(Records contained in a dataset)
┌────────

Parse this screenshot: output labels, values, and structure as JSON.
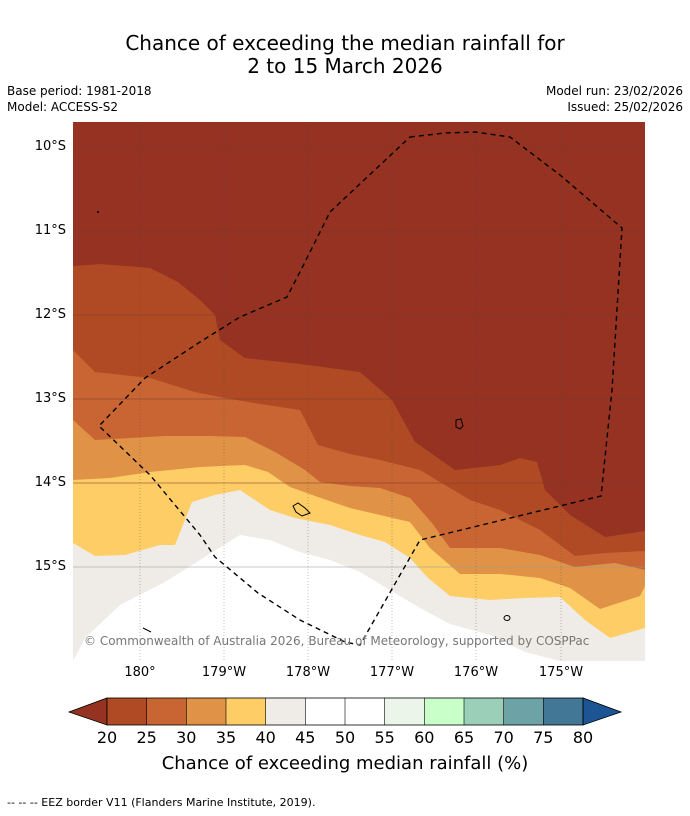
{
  "title": {
    "line1": "Chance of exceeding the median rainfall for",
    "line2": "2 to 15 March 2026"
  },
  "info_left": {
    "base_period": "Base period: 1981-2018",
    "model": "Model: ACCESS-S2"
  },
  "info_right": {
    "model_run": "Model run: 23/02/2026",
    "issued": "Issued: 25/02/2026"
  },
  "map": {
    "lat_labels": [
      "10°S",
      "11°S",
      "12°S",
      "13°S",
      "14°S",
      "15°S"
    ],
    "lon_labels": [
      "180°",
      "179°W",
      "178°W",
      "177°W",
      "176°W",
      "175°W"
    ],
    "copyright": "© Commonwealth of Australia 2026, Bureau of Meteorology, supported by COSPPac"
  },
  "colorbar": {
    "ticks": [
      "20",
      "25",
      "30",
      "35",
      "40",
      "45",
      "50",
      "55",
      "60",
      "65",
      "70",
      "75",
      "80"
    ],
    "colors": [
      "#953221",
      "#b04a25",
      "#c96532",
      "#e09346",
      "#fecd66",
      "#efebe6",
      "#ffffff",
      "#ffffff",
      "#ebf5ea",
      "#c9ffc9",
      "#9bcfb8",
      "#6da2a7",
      "#427796",
      "#1c5494"
    ],
    "label": "Chance of exceeding median rainfall (%)"
  },
  "footer": "--  --  -- EEZ border V11 (Flanders Marine Institute, 2019)."
}
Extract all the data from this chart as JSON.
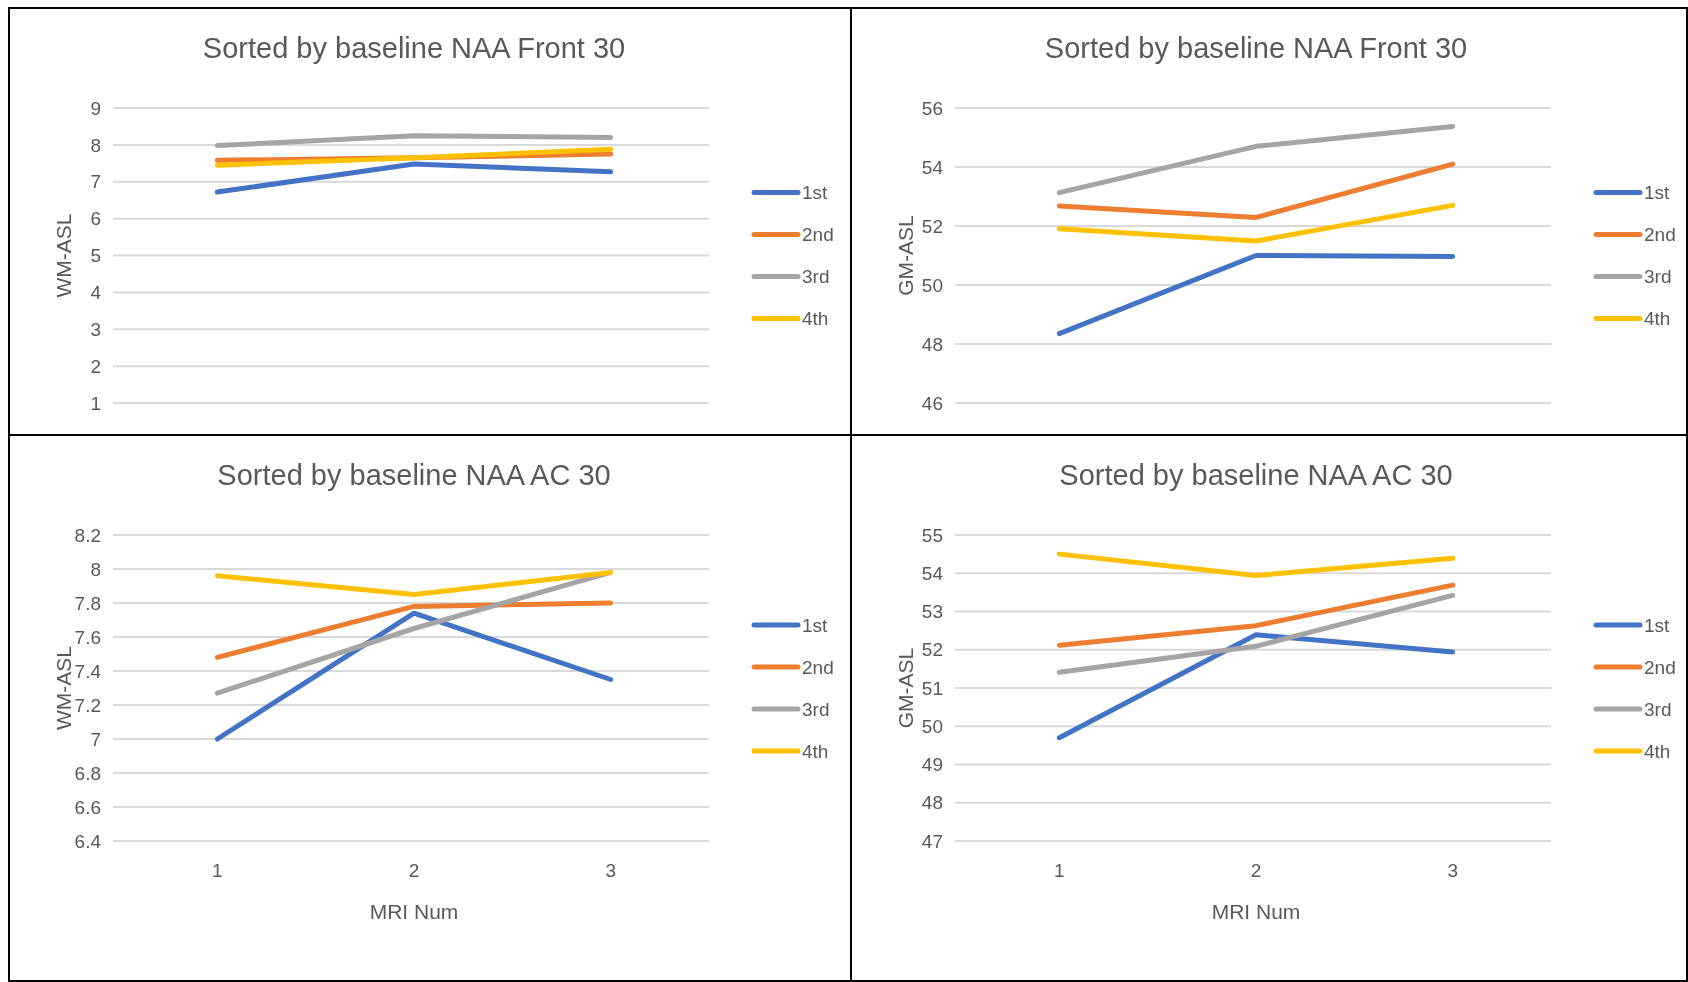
{
  "chart_data": [
    {
      "type": "line",
      "title": "Sorted by baseline NAA Front 30",
      "ylabel": "WM-ASL",
      "categories": [
        null,
        null,
        null
      ],
      "ylim": [
        1,
        9
      ],
      "yticks": [
        1,
        2,
        3,
        4,
        5,
        6,
        7,
        8,
        9
      ],
      "grid": "y",
      "legend": "right",
      "tick_labels": "y",
      "series": [
        {
          "name": "1st",
          "color": "#4472c4",
          "values": [
            6.72,
            7.48,
            7.27
          ]
        },
        {
          "name": "2nd",
          "color": "#ed7d31",
          "values": [
            7.58,
            7.65,
            7.75
          ]
        },
        {
          "name": "3rd",
          "color": "#a5a5a5",
          "values": [
            7.98,
            8.25,
            8.2
          ]
        },
        {
          "name": "4th",
          "color": "#ffc000",
          "values": [
            7.45,
            7.65,
            7.88
          ]
        }
      ]
    },
    {
      "type": "line",
      "title": "Sorted by baseline NAA Front 30",
      "ylabel": "GM-ASL",
      "categories": [
        null,
        null,
        null
      ],
      "ylim": [
        46,
        56
      ],
      "yticks": [
        46,
        48,
        50,
        52,
        54,
        56
      ],
      "grid": "y",
      "legend": "right",
      "tick_labels": "y",
      "series": [
        {
          "name": "1st",
          "color": "#4472c4",
          "values": [
            48.35,
            51.0,
            50.97
          ]
        },
        {
          "name": "2nd",
          "color": "#ed7d31",
          "values": [
            52.68,
            52.29,
            54.1
          ]
        },
        {
          "name": "3rd",
          "color": "#a5a5a5",
          "values": [
            53.13,
            54.7,
            55.37
          ]
        },
        {
          "name": "4th",
          "color": "#ffc000",
          "values": [
            51.91,
            51.49,
            52.7
          ]
        }
      ]
    },
    {
      "type": "line",
      "title": "Sorted by baseline NAA AC 30",
      "xlabel": "MRI Num",
      "ylabel": "WM-ASL",
      "categories": [
        "1",
        "2",
        "3"
      ],
      "ylim": [
        6.4,
        8.2
      ],
      "yticks": [
        6.4,
        6.6,
        6.8,
        7,
        7.2,
        7.4,
        7.6,
        7.8,
        8,
        8.2
      ],
      "grid": "y",
      "legend": "right",
      "series": [
        {
          "name": "1st",
          "color": "#4472c4",
          "values": [
            7.0,
            7.74,
            7.35
          ]
        },
        {
          "name": "2nd",
          "color": "#ed7d31",
          "values": [
            7.48,
            7.78,
            7.8
          ]
        },
        {
          "name": "3rd",
          "color": "#a5a5a5",
          "values": [
            7.27,
            7.65,
            7.98
          ]
        },
        {
          "name": "4th",
          "color": "#ffc000",
          "values": [
            7.96,
            7.85,
            7.98
          ]
        }
      ]
    },
    {
      "type": "line",
      "title": "Sorted by baseline NAA AC 30",
      "xlabel": "MRI Num",
      "ylabel": "GM-ASL",
      "categories": [
        "1",
        "2",
        "3"
      ],
      "ylim": [
        47,
        55
      ],
      "yticks": [
        47,
        48,
        49,
        50,
        51,
        52,
        53,
        54,
        55
      ],
      "grid": "y",
      "legend": "right",
      "series": [
        {
          "name": "1st",
          "color": "#4472c4",
          "values": [
            49.7,
            52.39,
            51.94
          ]
        },
        {
          "name": "2nd",
          "color": "#ed7d31",
          "values": [
            52.12,
            52.63,
            53.69
          ]
        },
        {
          "name": "3rd",
          "color": "#a5a5a5",
          "values": [
            51.41,
            52.09,
            53.42
          ]
        },
        {
          "name": "4th",
          "color": "#ffc000",
          "values": [
            54.5,
            53.94,
            54.39
          ]
        }
      ]
    }
  ]
}
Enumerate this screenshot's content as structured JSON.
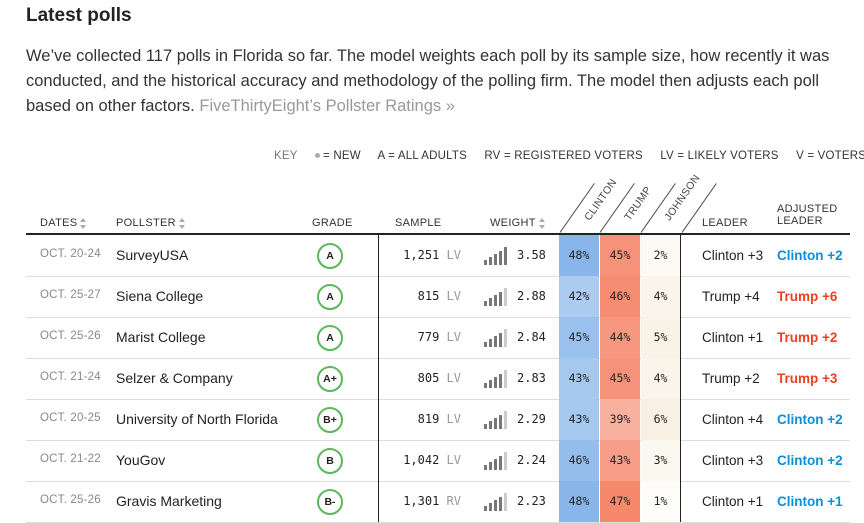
{
  "title": "Latest polls",
  "intro": {
    "text": "We’ve collected 117 polls in Florida so far. The model weights each poll by its sample size, how recently it was conducted, and the historical accuracy and methodology of the polling firm. The model then adjusts each poll based on other factors. ",
    "link": "FiveThirtyEight’s Pollster Ratings »"
  },
  "key": {
    "label": "KEY",
    "new": "= NEW",
    "a": "A = ALL ADULTS",
    "rv": "RV = REGISTERED VOTERS",
    "lv": "LV = LIKELY VOTERS",
    "v": "V = VOTERS"
  },
  "columns": {
    "dates": "DATES",
    "pollster": "POLLSTER",
    "grade": "GRADE",
    "sample": "SAMPLE",
    "weight": "WEIGHT",
    "clinton": "CLINTON",
    "trump": "TRUMP",
    "johnson": "JOHNSON",
    "leader": "LEADER",
    "adjusted_line1": "ADJUSTED",
    "adjusted_line2": "LEADER"
  },
  "colors": {
    "dem": "#0b8fd6",
    "rep": "#ee3f1f",
    "grade_ring": "#5cb85c"
  },
  "rows": [
    {
      "dates": "OCT. 20-24",
      "pollster": "SurveyUSA",
      "grade": "A",
      "sample": "1,251",
      "pop": "LV",
      "weight": "3.58",
      "weight_frac": 0.95,
      "clinton": "48%",
      "trump": "45%",
      "johnson": "2%",
      "leader": "Clinton +3",
      "adjusted": "Clinton +2",
      "adj_party": "dem"
    },
    {
      "dates": "OCT. 25-27",
      "pollster": "Siena College",
      "grade": "A",
      "sample": "815",
      "pop": "LV",
      "weight": "2.88",
      "weight_frac": 0.8,
      "clinton": "42%",
      "trump": "46%",
      "johnson": "4%",
      "leader": "Trump +4",
      "adjusted": "Trump +6",
      "adj_party": "rep"
    },
    {
      "dates": "OCT. 25-26",
      "pollster": "Marist College",
      "grade": "A",
      "sample": "779",
      "pop": "LV",
      "weight": "2.84",
      "weight_frac": 0.8,
      "clinton": "45%",
      "trump": "44%",
      "johnson": "5%",
      "leader": "Clinton +1",
      "adjusted": "Trump +2",
      "adj_party": "rep"
    },
    {
      "dates": "OCT. 21-24",
      "pollster": "Selzer & Company",
      "grade": "A+",
      "sample": "805",
      "pop": "LV",
      "weight": "2.83",
      "weight_frac": 0.8,
      "clinton": "43%",
      "trump": "45%",
      "johnson": "4%",
      "leader": "Trump +2",
      "adjusted": "Trump +3",
      "adj_party": "rep"
    },
    {
      "dates": "OCT. 20-25",
      "pollster": "University of North Florida",
      "grade": "B+",
      "sample": "819",
      "pop": "LV",
      "weight": "2.29",
      "weight_frac": 0.7,
      "clinton": "43%",
      "trump": "39%",
      "johnson": "6%",
      "leader": "Clinton +4",
      "adjusted": "Clinton +2",
      "adj_party": "dem"
    },
    {
      "dates": "OCT. 21-22",
      "pollster": "YouGov",
      "grade": "B",
      "sample": "1,042",
      "pop": "LV",
      "weight": "2.24",
      "weight_frac": 0.7,
      "clinton": "46%",
      "trump": "43%",
      "johnson": "3%",
      "leader": "Clinton +3",
      "adjusted": "Clinton +2",
      "adj_party": "dem"
    },
    {
      "dates": "OCT. 25-26",
      "pollster": "Gravis Marketing",
      "grade": "B-",
      "sample": "1,301",
      "pop": "RV",
      "weight": "2.23",
      "weight_frac": 0.7,
      "clinton": "48%",
      "trump": "47%",
      "johnson": "1%",
      "leader": "Clinton +1",
      "adjusted": "Clinton +1",
      "adj_party": "dem"
    }
  ]
}
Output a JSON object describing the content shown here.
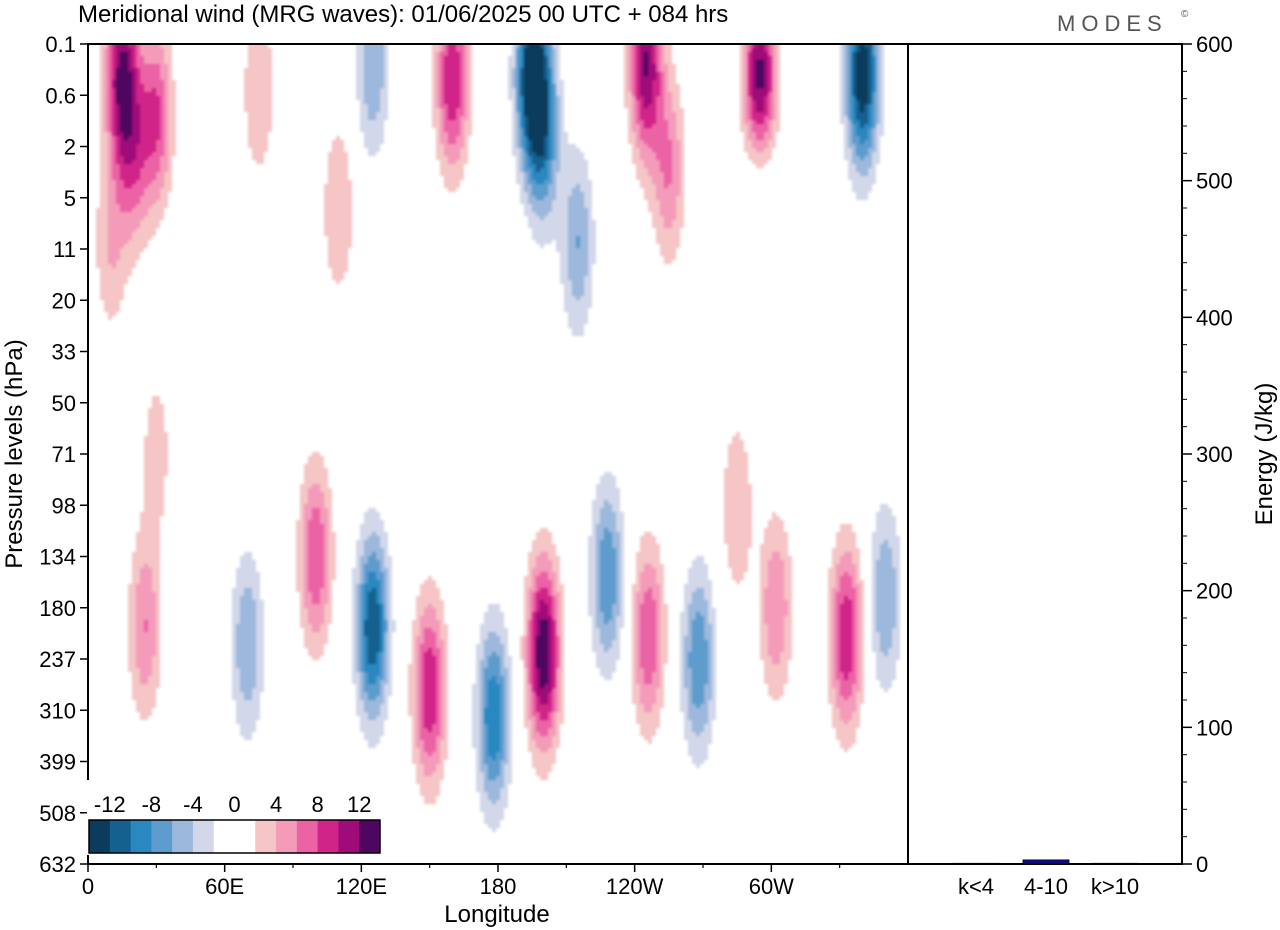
{
  "title": "Meridional wind (MRG waves):  01/06/2025  00 UTC  + 084 hrs",
  "logo": "MODES",
  "logo_mark": "©",
  "chart_data": [
    {
      "type": "heatmap",
      "xlabel": "Longitude",
      "ylabel": "Pressure levels (hPa)",
      "x_ticks": [
        "0",
        "60E",
        "120E",
        "180",
        "120W",
        "60W"
      ],
      "y_ticks": [
        "0.1",
        "0.6",
        "2",
        "5",
        "11",
        "20",
        "33",
        "50",
        "71",
        "98",
        "134",
        "180",
        "237",
        "310",
        "399",
        "508",
        "632"
      ],
      "x_range": [
        "0",
        "360"
      ],
      "y_scale": "log",
      "colorbar": {
        "labels": [
          "-12",
          "-8",
          "-4",
          "0",
          "4",
          "8",
          "12"
        ],
        "colors": [
          "#0b3c5d",
          "#14608f",
          "#2a88c0",
          "#5e9ccd",
          "#9cb8dc",
          "#d2d7ea",
          "#ffffff",
          "#ffffff",
          "#f6c5c5",
          "#f49bba",
          "#ec63a5",
          "#d02488",
          "#9f0b78",
          "#4e0660"
        ]
      },
      "features": [
        {
          "lon": 15,
          "p": 0.3,
          "v": 12
        },
        {
          "lon": 30,
          "p": 1.0,
          "v": 8
        },
        {
          "lon": 20,
          "p": 2.5,
          "v": 6
        },
        {
          "lon": 75,
          "p": 0.5,
          "v": 4
        },
        {
          "lon": 125,
          "p": 0.2,
          "v": -6
        },
        {
          "lon": 160,
          "p": 0.35,
          "v": 10
        },
        {
          "lon": 195,
          "p": 0.3,
          "v": -14
        },
        {
          "lon": 200,
          "p": 1.5,
          "v": -8
        },
        {
          "lon": 245,
          "p": 0.2,
          "v": 12
        },
        {
          "lon": 295,
          "p": 0.4,
          "v": 14
        },
        {
          "lon": 340,
          "p": 0.3,
          "v": -14
        },
        {
          "lon": 255,
          "p": 3.0,
          "v": 6
        },
        {
          "lon": 295,
          "p": 3.0,
          "v": -4
        },
        {
          "lon": 215,
          "p": 10,
          "v": -6
        },
        {
          "lon": 110,
          "p": 6,
          "v": 4
        },
        {
          "lon": 10,
          "p": 10,
          "v": 4
        },
        {
          "lon": 30,
          "p": 70,
          "v": 3
        },
        {
          "lon": 100,
          "p": 134,
          "v": 8
        },
        {
          "lon": 25,
          "p": 200,
          "v": 6
        },
        {
          "lon": 70,
          "p": 220,
          "v": -6
        },
        {
          "lon": 125,
          "p": 200,
          "v": -12
        },
        {
          "lon": 150,
          "p": 280,
          "v": 10
        },
        {
          "lon": 178,
          "p": 320,
          "v": -10
        },
        {
          "lon": 200,
          "p": 230,
          "v": 14
        },
        {
          "lon": 228,
          "p": 150,
          "v": -8
        },
        {
          "lon": 246,
          "p": 210,
          "v": 8
        },
        {
          "lon": 268,
          "p": 240,
          "v": -8
        },
        {
          "lon": 302,
          "p": 180,
          "v": 6
        },
        {
          "lon": 333,
          "p": 210,
          "v": 10
        },
        {
          "lon": 350,
          "p": 170,
          "v": -6
        },
        {
          "lon": 285,
          "p": 100,
          "v": 4
        }
      ]
    },
    {
      "type": "bar",
      "ylabel": "Energy (J/kg)",
      "categories": [
        "k<4",
        "4-10",
        "k>10"
      ],
      "values": [
        0.5,
        3,
        0.5
      ],
      "ylim": [
        0,
        600
      ],
      "y_ticks": [
        "0",
        "100",
        "200",
        "300",
        "400",
        "500",
        "600"
      ],
      "bar_color": "#0b0b8a"
    }
  ]
}
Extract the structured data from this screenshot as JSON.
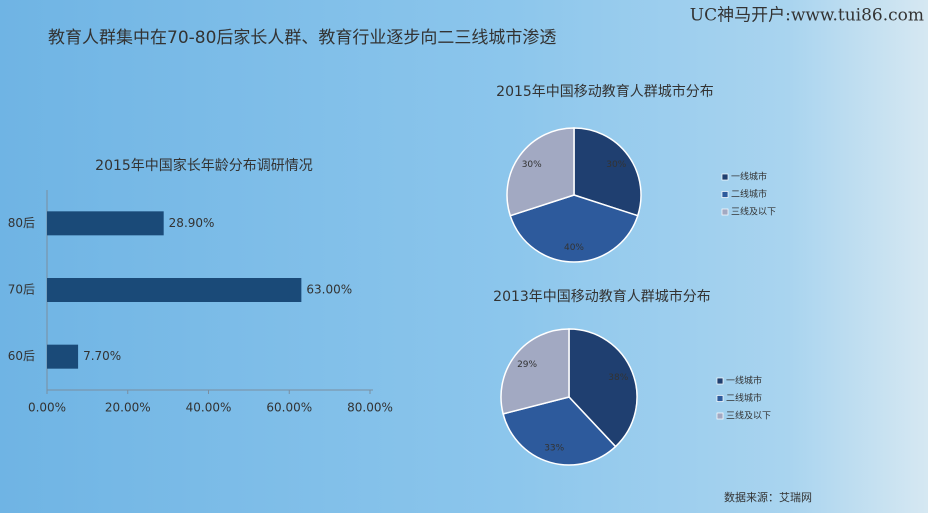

└────────

_What is expected_: Of the lines in the listing, how many hold the word "johnson"? Nothing but the number is needed.

_Task response_: 8